-------- Record extracts --------
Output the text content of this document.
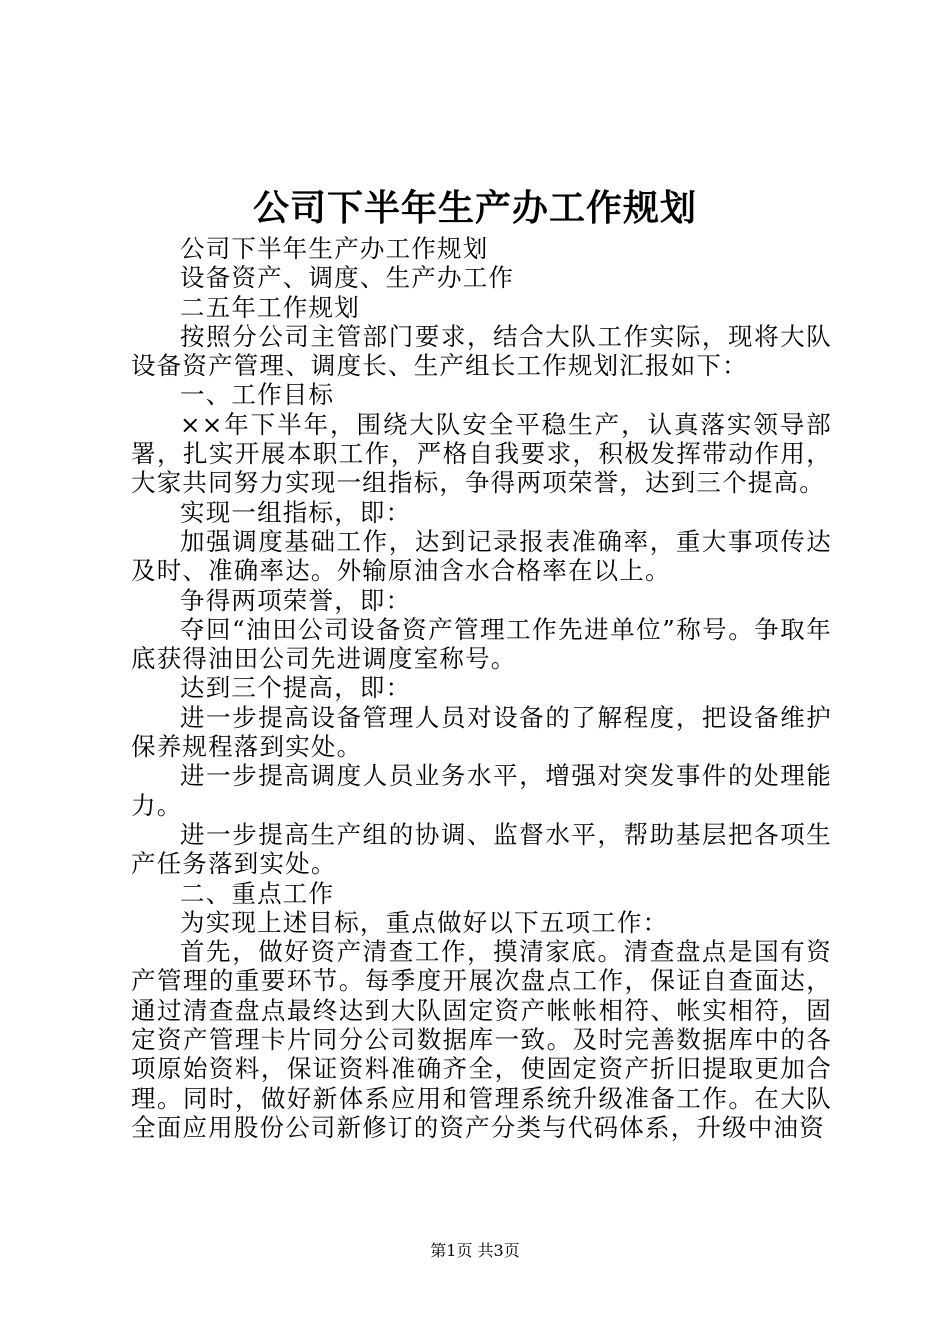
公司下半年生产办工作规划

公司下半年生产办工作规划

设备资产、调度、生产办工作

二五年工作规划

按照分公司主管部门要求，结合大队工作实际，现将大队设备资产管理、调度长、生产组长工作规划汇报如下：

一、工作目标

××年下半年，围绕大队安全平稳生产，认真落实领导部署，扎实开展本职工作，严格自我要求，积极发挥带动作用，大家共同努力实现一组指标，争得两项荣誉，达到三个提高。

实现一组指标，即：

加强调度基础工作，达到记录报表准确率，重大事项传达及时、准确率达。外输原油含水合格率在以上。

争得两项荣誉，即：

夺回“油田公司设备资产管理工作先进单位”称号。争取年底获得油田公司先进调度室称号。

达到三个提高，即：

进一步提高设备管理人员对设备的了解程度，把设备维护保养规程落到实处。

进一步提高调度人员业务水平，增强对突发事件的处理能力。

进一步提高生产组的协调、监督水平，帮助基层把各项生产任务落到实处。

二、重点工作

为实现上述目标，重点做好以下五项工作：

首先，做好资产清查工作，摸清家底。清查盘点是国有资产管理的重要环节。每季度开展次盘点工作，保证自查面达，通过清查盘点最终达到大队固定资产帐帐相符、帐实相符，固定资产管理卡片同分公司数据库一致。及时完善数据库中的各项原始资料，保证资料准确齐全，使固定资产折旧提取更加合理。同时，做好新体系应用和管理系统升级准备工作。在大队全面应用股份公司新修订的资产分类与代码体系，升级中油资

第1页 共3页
--------
-------- Record extracts --------
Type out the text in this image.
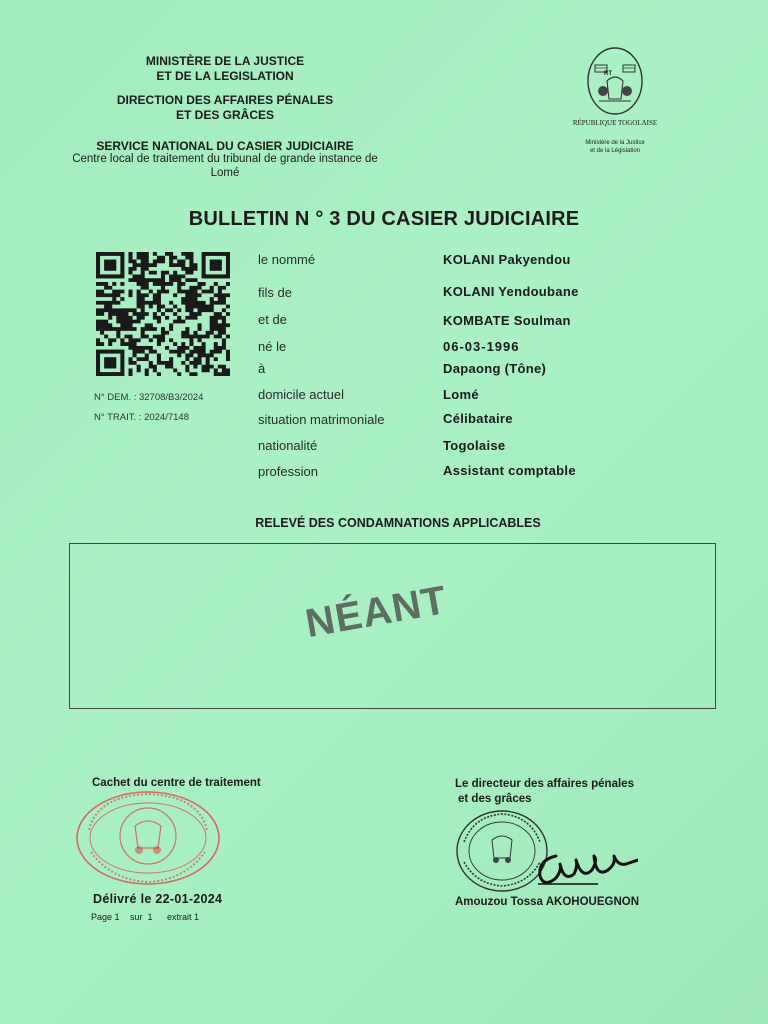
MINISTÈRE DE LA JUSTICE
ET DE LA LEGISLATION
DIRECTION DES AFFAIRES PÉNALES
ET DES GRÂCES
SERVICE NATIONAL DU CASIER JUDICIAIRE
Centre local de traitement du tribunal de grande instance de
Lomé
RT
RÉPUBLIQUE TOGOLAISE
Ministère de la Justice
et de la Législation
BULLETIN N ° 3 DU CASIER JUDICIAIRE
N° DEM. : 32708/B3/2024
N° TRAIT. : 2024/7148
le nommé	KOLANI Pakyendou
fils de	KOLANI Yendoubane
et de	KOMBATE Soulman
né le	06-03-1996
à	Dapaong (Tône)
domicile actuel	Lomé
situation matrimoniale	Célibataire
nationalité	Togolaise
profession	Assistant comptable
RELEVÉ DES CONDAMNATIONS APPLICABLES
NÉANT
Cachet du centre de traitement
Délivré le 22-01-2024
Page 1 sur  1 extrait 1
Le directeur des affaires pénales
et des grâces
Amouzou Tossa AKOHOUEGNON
--------
-------- Record extracts --------
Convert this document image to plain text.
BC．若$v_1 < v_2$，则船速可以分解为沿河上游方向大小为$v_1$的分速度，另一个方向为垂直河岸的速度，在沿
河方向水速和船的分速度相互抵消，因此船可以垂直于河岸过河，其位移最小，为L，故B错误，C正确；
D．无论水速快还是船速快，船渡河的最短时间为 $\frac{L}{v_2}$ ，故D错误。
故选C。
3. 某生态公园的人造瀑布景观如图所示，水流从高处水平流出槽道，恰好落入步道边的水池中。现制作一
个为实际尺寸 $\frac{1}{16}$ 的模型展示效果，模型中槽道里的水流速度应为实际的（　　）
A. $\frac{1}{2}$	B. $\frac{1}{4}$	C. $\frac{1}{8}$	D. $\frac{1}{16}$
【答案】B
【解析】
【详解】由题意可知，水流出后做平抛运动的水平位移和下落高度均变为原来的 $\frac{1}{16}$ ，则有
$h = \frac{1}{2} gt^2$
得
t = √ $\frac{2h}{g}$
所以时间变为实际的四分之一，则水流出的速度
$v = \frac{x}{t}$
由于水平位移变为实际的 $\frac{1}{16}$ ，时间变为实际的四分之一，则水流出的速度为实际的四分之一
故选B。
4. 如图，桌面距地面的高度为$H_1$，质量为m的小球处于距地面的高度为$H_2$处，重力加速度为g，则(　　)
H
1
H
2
--------
- [Given task] Copy each line of the records above that carries the word "达到三个提高".

- [Solution below]
××年下半年，围绕大队安全平稳生产，认真落实领导部署，扎实开展本职工作，严格自我要求，积极发挥带动作用，大家共同努力实现一组指标，争得两项荣誉，达到三个提高。
达到三个提高，即：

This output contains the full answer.